*The task:* Please extract the entries below, starting at the line that contains "x-tick-label: -1000 <box>47 313 75 327</box>" and stopping after the line that contains "x-tick-label: 1500 <box>404 649 428 663</box>", copying each line exactly.

......

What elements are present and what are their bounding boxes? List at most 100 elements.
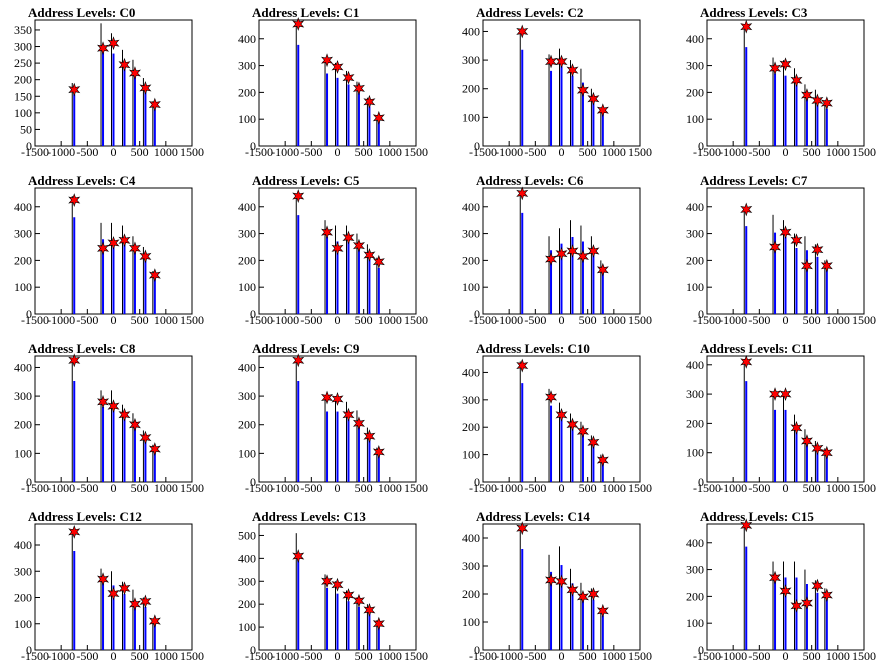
x-tick-label: -1000 <box>47 313 75 327</box>
x-tick-label: -500 <box>76 145 98 159</box>
y-tick-label: 100 <box>462 110 480 124</box>
y-tick-label: 0 <box>250 643 256 657</box>
x-tick-label: 1000 <box>378 649 402 663</box>
peak-marker <box>820 96 833 111</box>
chart-panel: Address Levels: C8 0 100 200 300 400 -1500-100… <box>14 341 204 495</box>
x-tick-label: 500 <box>579 313 597 327</box>
x-tick-label: 1500 <box>404 649 428 663</box>
x-tick-label: 0 <box>111 481 117 495</box>
peak-marker <box>363 248 376 262</box>
peak-marker <box>779 584 792 598</box>
x-tick-label: 1500 <box>180 481 204 495</box>
y-tick-label: 100 <box>686 280 704 294</box>
peak-marker <box>118 581 131 596</box>
x-tick-label: 500 <box>355 649 373 663</box>
y-tick-label: 200 <box>14 591 32 605</box>
peak-marker <box>545 390 558 405</box>
peak-marker <box>800 596 813 611</box>
y-tick-label: 100 <box>686 616 704 630</box>
y-tick-label: 0 <box>26 475 32 489</box>
chart-title: Address Levels: C6 <box>476 173 584 188</box>
peak-marker <box>331 241 344 256</box>
y-tick-label: 100 <box>238 446 256 460</box>
peak-marker <box>292 353 305 368</box>
y-tick-label: 400 <box>462 200 480 214</box>
y-tick-label: 300 <box>686 227 704 241</box>
x-tick-label: -1000 <box>719 313 747 327</box>
chart-panel: Address Levels: C10 0 100 200 300 400 -1500-10… <box>462 341 652 495</box>
peak-marker <box>128 66 141 80</box>
x-tick-label: 500 <box>131 145 149 159</box>
x-tick-label: 1000 <box>602 649 626 663</box>
y-tick-label: 250 <box>14 56 32 70</box>
x-tick-label: 1000 <box>154 313 178 327</box>
x-tick-label: 0 <box>783 145 789 159</box>
peak-marker <box>790 420 803 435</box>
peak-marker <box>740 202 753 217</box>
y-tick-label: 0 <box>474 139 480 153</box>
x-tick-label: -1000 <box>719 145 747 159</box>
y-tick-label: 0 <box>698 307 704 321</box>
peak-marker <box>139 430 152 445</box>
x-tick-label: 500 <box>131 649 149 663</box>
x-tick-label: 0 <box>783 649 789 663</box>
x-tick-label: 1500 <box>852 649 876 663</box>
y-tick-label: 200 <box>238 597 256 611</box>
x-tick-label: -1500 <box>693 481 721 495</box>
x-tick-label: -1500 <box>245 313 273 327</box>
peak-marker <box>545 54 558 69</box>
peak-marker <box>321 390 334 405</box>
x-tick-label: -1500 <box>21 145 49 159</box>
y-tick-label: 0 <box>250 307 256 321</box>
peak-marker <box>576 249 589 264</box>
y-tick-label: 0 <box>698 643 704 657</box>
x-tick-label: -1500 <box>469 649 497 663</box>
peak-marker <box>779 387 792 402</box>
chart-title: Address Levels: C5 <box>252 173 360 188</box>
x-tick-label: 500 <box>579 649 597 663</box>
peak-marker <box>800 88 813 102</box>
peak-marker <box>352 593 365 608</box>
peak-marker <box>331 59 344 74</box>
x-tick-label: -500 <box>748 145 770 159</box>
x-tick-label: -1500 <box>693 313 721 327</box>
y-tick-label: 200 <box>462 82 480 96</box>
x-tick-label: 0 <box>335 313 341 327</box>
chart-title: Address Levels: C10 <box>476 341 590 356</box>
y-tick-label: 200 <box>238 253 256 267</box>
y-tick-label: 200 <box>686 85 704 99</box>
y-tick-label: 300 <box>238 574 256 588</box>
y-tick-label: 200 <box>462 587 480 601</box>
y-tick-label: 0 <box>474 643 480 657</box>
peak-marker <box>68 353 81 368</box>
peak-marker <box>555 574 568 589</box>
x-tick-label: -1000 <box>47 145 75 159</box>
x-tick-label: 1500 <box>404 481 428 495</box>
y-tick-label: 300 <box>14 564 32 578</box>
peak-marker <box>811 93 824 108</box>
y-tick-label: 100 <box>14 106 32 120</box>
x-tick-label: 500 <box>803 145 821 159</box>
y-tick-label: 200 <box>686 589 704 603</box>
peak-marker <box>790 73 803 88</box>
y-tick-label: 300 <box>238 389 256 403</box>
chart-panel: Address Levels: C11 0 100 200 300 400 -1500-10… <box>686 341 876 495</box>
x-tick-label: 0 <box>559 649 565 663</box>
y-tick-label: 300 <box>14 389 32 403</box>
x-tick-label: 500 <box>131 481 149 495</box>
peak-marker <box>139 594 152 609</box>
y-tick-label: 300 <box>462 559 480 573</box>
peak-marker <box>148 268 161 283</box>
chart-panel: Address Levels: C5 0 100 200 300 400 -1500-100… <box>238 173 428 327</box>
chart-panel: Address Levels: C4 0 100 200 300 400 -1500-100… <box>14 173 204 327</box>
x-tick-label: -500 <box>748 313 770 327</box>
peak-marker <box>97 394 110 409</box>
peak-marker <box>596 453 609 468</box>
x-tick-label: 1500 <box>852 145 876 159</box>
y-tick-label: 100 <box>14 446 32 460</box>
peak-marker <box>148 97 161 112</box>
x-tick-label: -500 <box>524 649 546 663</box>
peak-marker <box>372 616 385 631</box>
peak-marker <box>566 582 579 597</box>
x-tick-label: -500 <box>524 145 546 159</box>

......

*Task solution:*
x-tick-label: -1000 <box>47 313 75 327</box>
x-tick-label: -500 <box>76 145 98 159</box>
y-tick-label: 100 <box>462 110 480 124</box>
y-tick-label: 0 <box>250 643 256 657</box>
x-tick-label: 1000 <box>378 649 402 663</box>
peak-marker <box>820 96 833 111</box>
chart-panel: Address Levels: C8 0 100 200 300 400 -1500-100… <box>14 341 204 495</box>
x-tick-label: 500 <box>579 313 597 327</box>
x-tick-label: 1500 <box>404 649 428 663</box>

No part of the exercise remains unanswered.